* _EXERCISE TASK_
Return all entries word for word, but drop any images.

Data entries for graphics
=====

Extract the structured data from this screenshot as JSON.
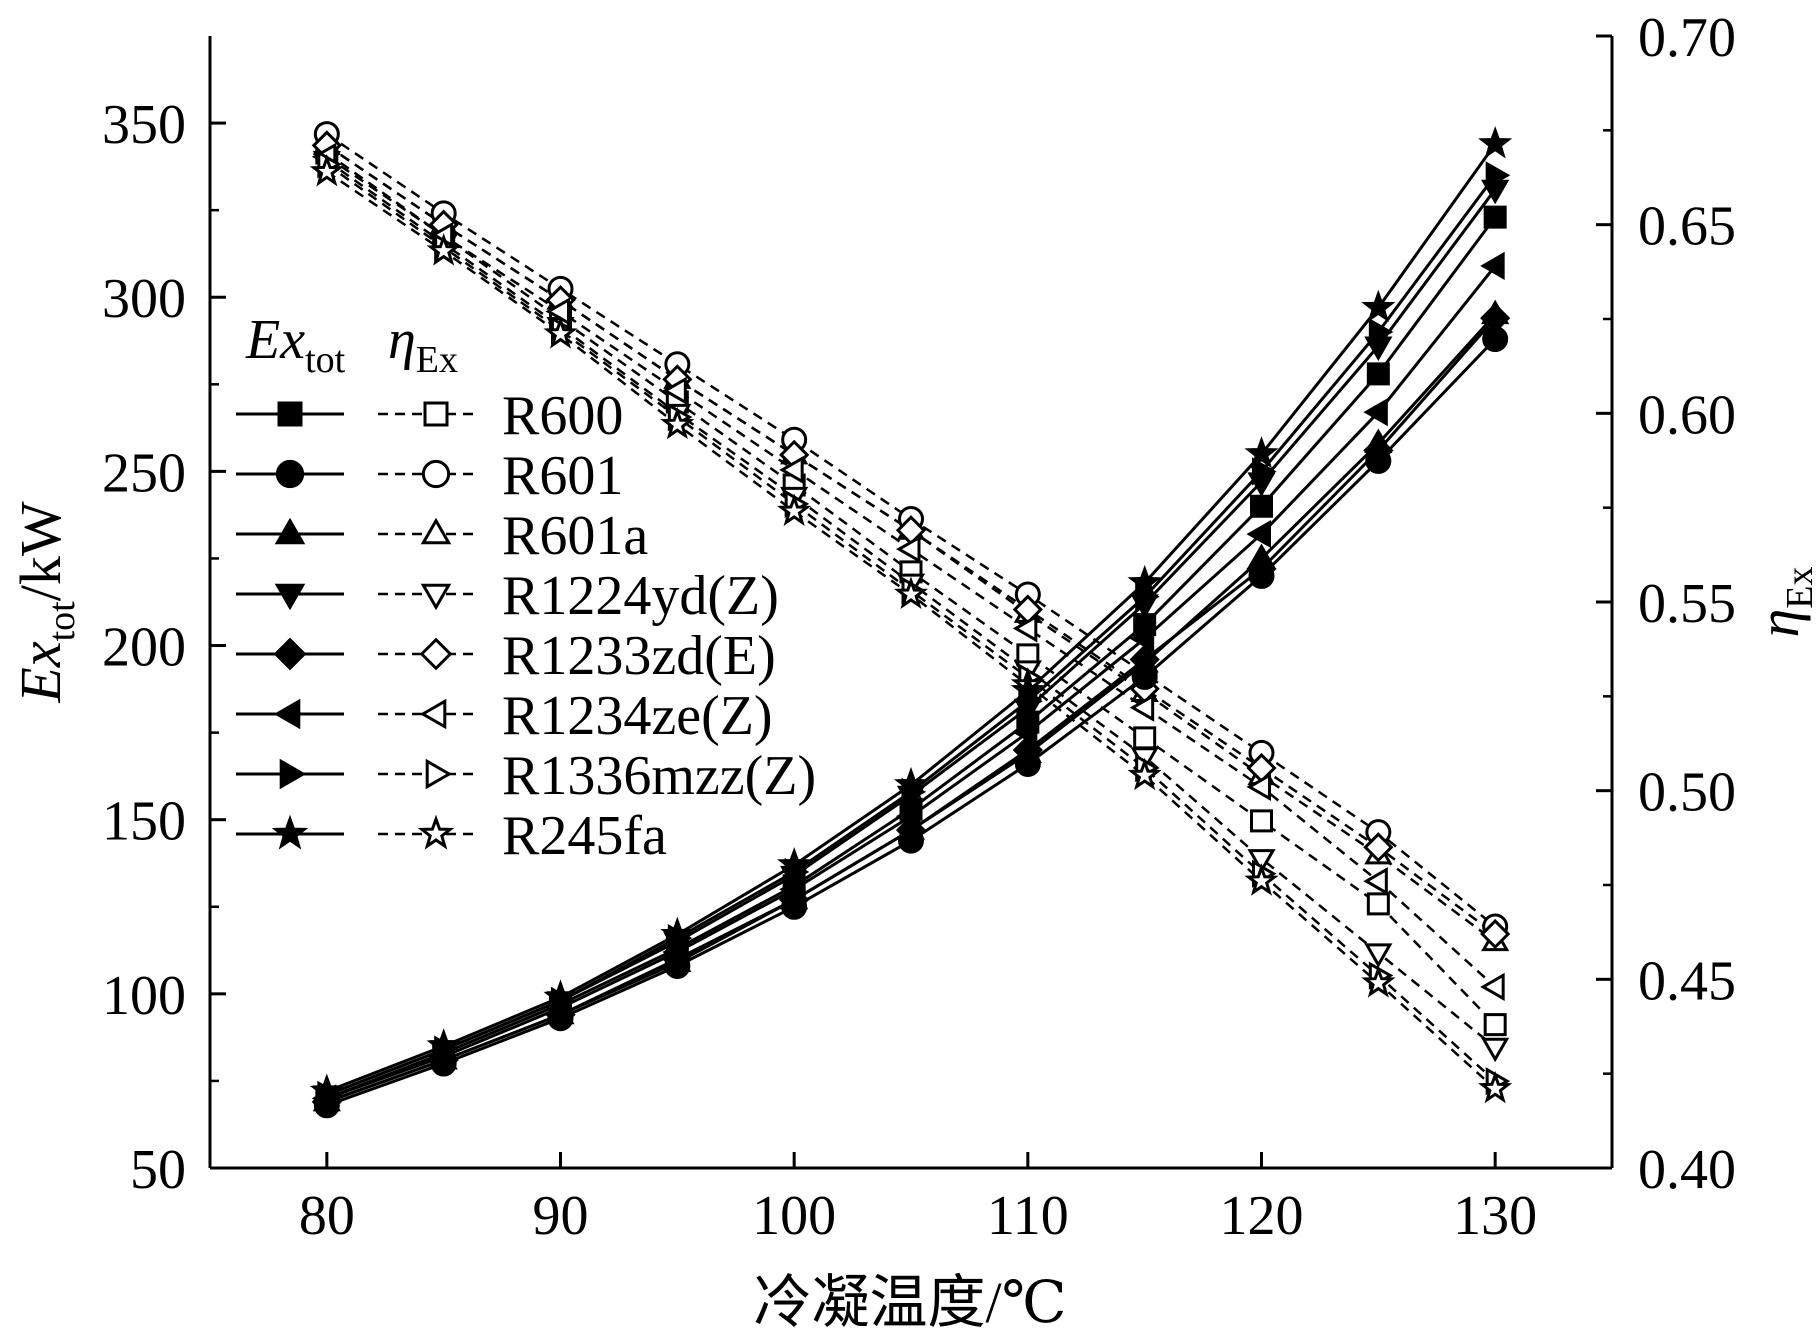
{
  "chart_data": {
    "type": "line",
    "xlabel": "冷凝温度/℃",
    "ylabel_left": {
      "main": "Ex",
      "sub": "tot",
      "unit": "/kW"
    },
    "ylabel_right": {
      "main": "η",
      "sub": "Ex"
    },
    "xlim": [
      75,
      135
    ],
    "ylim_left": [
      50,
      375
    ],
    "ylim_right": [
      0.4,
      0.7
    ],
    "x_ticks": [
      80,
      90,
      100,
      110,
      120,
      130
    ],
    "x_tick_labels": [
      "80",
      "90",
      "100",
      "110",
      "120",
      "130"
    ],
    "y_left_ticks": [
      50,
      100,
      150,
      200,
      250,
      300,
      350
    ],
    "y_left_tick_labels": [
      "50",
      "100",
      "150",
      "200",
      "250",
      "300",
      "350"
    ],
    "y_right_ticks": [
      0.4,
      0.45,
      0.5,
      0.55,
      0.6,
      0.65,
      0.7
    ],
    "y_right_tick_labels": [
      "0.40",
      "0.45",
      "0.50",
      "0.55",
      "0.60",
      "0.65",
      "0.70"
    ],
    "legend": {
      "placement": "center-left",
      "header_ex": {
        "main": "Ex",
        "sub": "tot"
      },
      "header_eta": {
        "main": "η",
        "sub": "Ex"
      }
    },
    "x": [
      80,
      85,
      90,
      95,
      100,
      105,
      110,
      115,
      120,
      125,
      130
    ],
    "series": [
      {
        "name": "R600",
        "marker": "square",
        "ex_tot": [
          70,
          83,
          97,
          113,
          131,
          153,
          178,
          206,
          240,
          278,
          323
        ],
        "eta_ex": [
          0.669,
          0.647,
          0.625,
          0.603,
          0.581,
          0.558,
          0.536,
          0.514,
          0.492,
          0.47,
          0.438
        ]
      },
      {
        "name": "R601",
        "marker": "circle",
        "ex_tot": [
          68,
          80,
          93,
          108,
          125,
          144,
          166,
          191,
          220,
          253,
          288
        ],
        "eta_ex": [
          0.674,
          0.653,
          0.633,
          0.613,
          0.593,
          0.572,
          0.552,
          0.531,
          0.51,
          0.489,
          0.464
        ]
      },
      {
        "name": "R601a",
        "marker": "triangle-up",
        "ex_tot": [
          69,
          81,
          94,
          109,
          127,
          147,
          169,
          195,
          225,
          258,
          295
        ],
        "eta_ex": [
          0.671,
          0.65,
          0.63,
          0.609,
          0.589,
          0.569,
          0.547,
          0.526,
          0.504,
          0.483,
          0.46
        ]
      },
      {
        "name": "R1224yd(Z)",
        "marker": "triangle-down",
        "ex_tot": [
          71,
          84,
          98,
          115,
          134,
          157,
          182,
          212,
          247,
          286,
          331
        ],
        "eta_ex": [
          0.667,
          0.645,
          0.623,
          0.6,
          0.578,
          0.555,
          0.532,
          0.509,
          0.482,
          0.457,
          0.432
        ]
      },
      {
        "name": "R1233zd(E)",
        "marker": "diamond",
        "ex_tot": [
          69,
          81,
          94,
          110,
          127,
          147,
          170,
          196,
          222,
          256,
          294
        ],
        "eta_ex": [
          0.671,
          0.65,
          0.63,
          0.609,
          0.589,
          0.569,
          0.548,
          0.527,
          0.506,
          0.485,
          0.462
        ]
      },
      {
        "name": "R1234ze(Z)",
        "marker": "triangle-left",
        "ex_tot": [
          70,
          82,
          96,
          112,
          130,
          151,
          175,
          202,
          232,
          267,
          309
        ],
        "eta_ex": [
          0.668,
          0.647,
          0.627,
          0.606,
          0.585,
          0.564,
          0.543,
          0.522,
          0.501,
          0.476,
          0.448
        ]
      },
      {
        "name": "R1336mzz(Z)",
        "marker": "triangle-right",
        "ex_tot": [
          71,
          84,
          98,
          116,
          135,
          158,
          184,
          214,
          250,
          290,
          335
        ],
        "eta_ex": [
          0.666,
          0.644,
          0.622,
          0.599,
          0.576,
          0.553,
          0.53,
          0.506,
          0.478,
          0.451,
          0.423
        ]
      },
      {
        "name": "R245fa",
        "marker": "star",
        "ex_tot": [
          72,
          85,
          99,
          117,
          137,
          160,
          187,
          218,
          255,
          297,
          344
        ],
        "eta_ex": [
          0.664,
          0.643,
          0.621,
          0.597,
          0.574,
          0.552,
          0.528,
          0.504,
          0.476,
          0.449,
          0.421
        ]
      }
    ]
  }
}
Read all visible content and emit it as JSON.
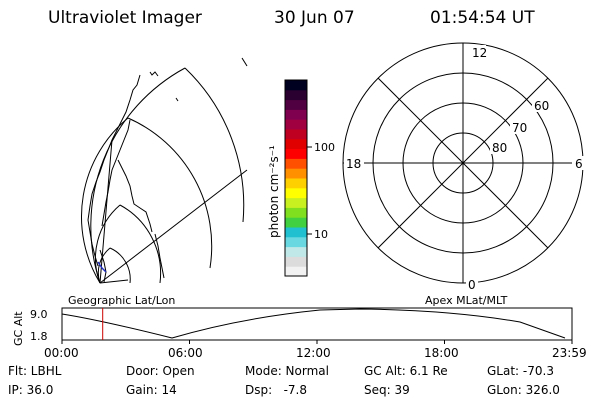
{
  "header": {
    "instrument": "Ultraviolet Imager",
    "date": "30 Jun 07",
    "time": "01:54:54 UT"
  },
  "colorbar": {
    "unit_label": "photon cm⁻²s⁻¹",
    "ticks": [
      "100",
      "10"
    ],
    "colors": [
      "#f2f2f2",
      "#dcdcdc",
      "#c0e8e8",
      "#6ad8e0",
      "#20c0d0",
      "#40d040",
      "#80e020",
      "#c8f020",
      "#ffff00",
      "#ffd000",
      "#ff9000",
      "#ff5000",
      "#ff0000",
      "#e00000",
      "#c00020",
      "#a00040",
      "#800050",
      "#500040",
      "#2a0030",
      "#000020"
    ]
  },
  "geo_panel": {
    "label": "Geographic Lat/Lon"
  },
  "polar_panel": {
    "label": "Apex MLat/MLT",
    "mlt_labels": {
      "top": "12",
      "left": "18",
      "right": "6",
      "bottom": "0"
    },
    "mlat_labels": [
      "60",
      "70",
      "80"
    ]
  },
  "altitude_plot": {
    "ylabel": "GC Alt",
    "yticks": [
      "9.0",
      "1.8"
    ],
    "xticks": [
      "00:00",
      "06:00",
      "12:00",
      "18:00",
      "23:59"
    ],
    "current_time_marker_hours": 1.915,
    "marker_color": "#cc0000"
  },
  "info": {
    "filter": "Flt: LBHL",
    "door": "Door: Open",
    "mode": "Mode: Normal",
    "gc_alt": "GC Alt: 6.1 Re",
    "glat": "GLat: -70.3",
    "ip": "IP: 36.0",
    "gain": "Gain: 14",
    "dsp": "Dsp:   -7.8",
    "seq": "Seq: 39",
    "glon": "GLon: 326.0"
  }
}
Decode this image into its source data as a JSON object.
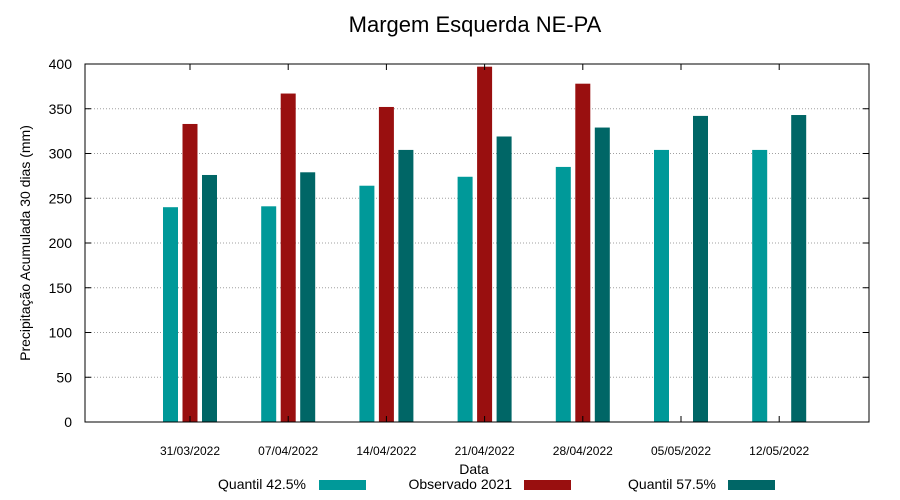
{
  "chart_data": {
    "type": "bar",
    "title": "Margem Esquerda NE-PA",
    "xlabel": "Data",
    "ylabel": "Precipitação Acumulada 30 dias (mm)",
    "ylim": [
      0,
      400
    ],
    "yticks": [
      0,
      50,
      100,
      150,
      200,
      250,
      300,
      350,
      400
    ],
    "grid": true,
    "legend_position": "bottom",
    "categories": [
      "31/03/2022",
      "07/04/2022",
      "14/04/2022",
      "21/04/2022",
      "28/04/2022",
      "05/05/2022",
      "12/05/2022"
    ],
    "series": [
      {
        "name": "Quantil 42.5%",
        "color": "#009999",
        "values": [
          240,
          241,
          264,
          274,
          285,
          304,
          304
        ]
      },
      {
        "name": "Observado 2021",
        "color": "#990f0f",
        "values": [
          333,
          367,
          352,
          397,
          378,
          null,
          null
        ]
      },
      {
        "name": "Quantil 57.5%",
        "color": "#006666",
        "values": [
          276,
          279,
          304,
          319,
          329,
          342,
          343
        ]
      }
    ]
  }
}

=====

* _RESPONSE TO THIS TASK_
Extract the structured data from this screenshot as JSON.
{
  "chart_data": {
    "type": "line",
    "xlabel": "冷凝温度/℃",
    "ylabel_left": {
      "main": "Ex",
      "sub": "tot",
      "unit": "/kW"
    },
    "ylabel_right": {
      "main": "η",
      "sub": "Ex"
    },
    "xlim": [
      75,
      135
    ],
    "ylim_left": [
      50,
      375
    ],
    "ylim_right": [
      0.4,
      0.7
    ],
    "x_ticks": [
      80,
      90,
      100,
      110,
      120,
      130
    ],
    "x_tick_labels": [
      "80",
      "90",
      "100",
      "110",
      "120",
      "130"
    ],
    "y_left_ticks": [
      50,
      100,
      150,
      200,
      250,
      300,
      350
    ],
    "y_left_tick_labels": [
      "50",
      "100",
      "150",
      "200",
      "250",
      "300",
      "350"
    ],
    "y_right_ticks": [
      0.4,
      0.45,
      0.5,
      0.55,
      0.6,
      0.65,
      0.7
    ],
    "y_right_tick_labels": [
      "0.40",
      "0.45",
      "0.50",
      "0.55",
      "0.60",
      "0.65",
      "0.70"
    ],
    "legend": {
      "placement": "center-left",
      "header_ex": {
        "main": "Ex",
        "sub": "tot"
      },
      "header_eta": {
        "main": "η",
        "sub": "Ex"
      }
    },
    "x": [
      80,
      85,
      90,
      95,
      100,
      105,
      110,
      115,
      120,
      125,
      130
    ],
    "series": [
      {
        "name": "R600",
        "marker": "square",
        "ex_tot": [
          70,
          83,
          97,
          113,
          131,
          153,
          178,
          206,
          240,
          278,
          323
        ],
        "eta_ex": [
          0.669,
          0.647,
          0.625,
          0.603,
          0.581,
          0.558,
          0.536,
          0.514,
          0.492,
          0.47,
          0.438
        ]
      },
      {
        "name": "R601",
        "marker": "circle",
        "ex_tot": [
          68,
          80,
          93,
          108,
          125,
          144,
          166,
          191,
          220,
          253,
          288
        ],
        "eta_ex": [
          0.674,
          0.653,
          0.633,
          0.613,
          0.593,
          0.572,
          0.552,
          0.531,
          0.51,
          0.489,
          0.464
        ]
      },
      {
        "name": "R601a",
        "marker": "triangle-up",
        "ex_tot": [
          69,
          81,
          94,
          109,
          127,
          147,
          169,
          195,
          225,
          258,
          295
        ],
        "eta_ex": [
          0.671,
          0.65,
          0.63,
          0.609,
          0.589,
          0.569,
          0.547,
          0.526,
          0.504,
          0.483,
          0.46
        ]
      },
      {
        "name": "R1224yd(Z)",
        "marker": "triangle-down",
        "ex_tot": [
          71,
          84,
          98,
          115,
          134,
          157,
          182,
          212,
          247,
          286,
          331
        ],
        "eta_ex": [
          0.667,
          0.645,
          0.623,
          0.6,
          0.578,
          0.555,
          0.532,
          0.509,
          0.482,
          0.457,
          0.432
        ]
      },
      {
        "name": "R1233zd(E)",
        "marker": "diamond",
        "ex_tot": [
          69,
          81,
          94,
          110,
          127,
          147,
          170,
          196,
          222,
          256,
          294
        ],
        "eta_ex": [
          0.671,
          0.65,
          0.63,
          0.609,
          0.589,
          0.569,
          0.548,
          0.527,
          0.506,
          0.485,
          0.462
        ]
      },
      {
        "name": "R1234ze(Z)",
        "marker": "triangle-left",
        "ex_tot": [
          70,
          82,
          96,
          112,
          130,
          151,
          175,
          202,
          232,
          267,
          309
        ],
        "eta_ex": [
          0.668,
          0.647,
          0.627,
          0.606,
          0.585,
          0.564,
          0.543,
          0.522,
          0.501,
          0.476,
          0.448
        ]
      },
      {
        "name": "R1336mzz(Z)",
        "marker": "triangle-right",
        "ex_tot": [
          71,
          84,
          98,
          116,
          135,
          158,
          184,
          214,
          250,
          290,
          335
        ],
        "eta_ex": [
          0.666,
          0.644,
          0.622,
          0.599,
          0.576,
          0.553,
          0.53,
          0.506,
          0.478,
          0.451,
          0.423
        ]
      },
      {
        "name": "R245fa",
        "marker": "star",
        "ex_tot": [
          72,
          85,
          99,
          117,
          137,
          160,
          187,
          218,
          255,
          297,
          344
        ],
        "eta_ex": [
          0.664,
          0.643,
          0.621,
          0.597,
          0.574,
          0.552,
          0.528,
          0.504,
          0.476,
          0.449,
          0.421
        ]
      }
    ]
  }
}
Read all visible content and emit it as JSON.
{
  "header": {
    "instrument": "Ultraviolet Imager",
    "date": "30 Jun 07",
    "time": "01:54:54 UT"
  },
  "colorbar": {
    "unit_label": "photon cm⁻²s⁻¹",
    "ticks": [
      "100",
      "10"
    ],
    "colors": [
      "#f2f2f2",
      "#dcdcdc",
      "#c0e8e8",
      "#6ad8e0",
      "#20c0d0",
      "#40d040",
      "#80e020",
      "#c8f020",
      "#ffff00",
      "#ffd000",
      "#ff9000",
      "#ff5000",
      "#ff0000",
      "#e00000",
      "#c00020",
      "#a00040",
      "#800050",
      "#500040",
      "#2a0030",
      "#000020"
    ]
  },
  "geo_panel": {
    "label": "Geographic Lat/Lon"
  },
  "polar_panel": {
    "label": "Apex MLat/MLT",
    "mlt_labels": {
      "top": "12",
      "left": "18",
      "right": "6",
      "bottom": "0"
    },
    "mlat_labels": [
      "60",
      "70",
      "80"
    ]
  },
  "altitude_plot": {
    "ylabel": "GC Alt",
    "yticks": [
      "9.0",
      "1.8"
    ],
    "xticks": [
      "00:00",
      "06:00",
      "12:00",
      "18:00",
      "23:59"
    ],
    "current_time_marker_hours": 1.915,
    "marker_color": "#cc0000"
  },
  "info": {
    "filter": "Flt: LBHL",
    "door": "Door: Open",
    "mode": "Mode: Normal",
    "gc_alt": "GC Alt: 6.1 Re",
    "glat": "GLat: -70.3",
    "ip": "IP: 36.0",
    "gain": "Gain: 14",
    "dsp": "Dsp:   -7.8",
    "seq": "Seq: 39",
    "glon": "GLon: 326.0"
  }
}
Decode this image into its source data as a JSON object.
{
  "chart_data": {
    "type": "bar",
    "title": "Margem Esquerda NE-PA",
    "xlabel": "Data",
    "ylabel": "Precipitação Acumulada 30 dias (mm)",
    "ylim": [
      0,
      400
    ],
    "yticks": [
      0,
      50,
      100,
      150,
      200,
      250,
      300,
      350,
      400
    ],
    "grid": true,
    "legend_position": "bottom",
    "categories": [
      "31/03/2022",
      "07/04/2022",
      "14/04/2022",
      "21/04/2022",
      "28/04/2022",
      "05/05/2022",
      "12/05/2022"
    ],
    "series": [
      {
        "name": "Quantil 42.5%",
        "color": "#009999",
        "values": [
          240,
          241,
          264,
          274,
          285,
          304,
          304
        ]
      },
      {
        "name": "Observado 2021",
        "color": "#990f0f",
        "values": [
          333,
          367,
          352,
          397,
          378,
          null,
          null
        ]
      },
      {
        "name": "Quantil 57.5%",
        "color": "#006666",
        "values": [
          276,
          279,
          304,
          319,
          329,
          342,
          343
        ]
      }
    ]
  }
}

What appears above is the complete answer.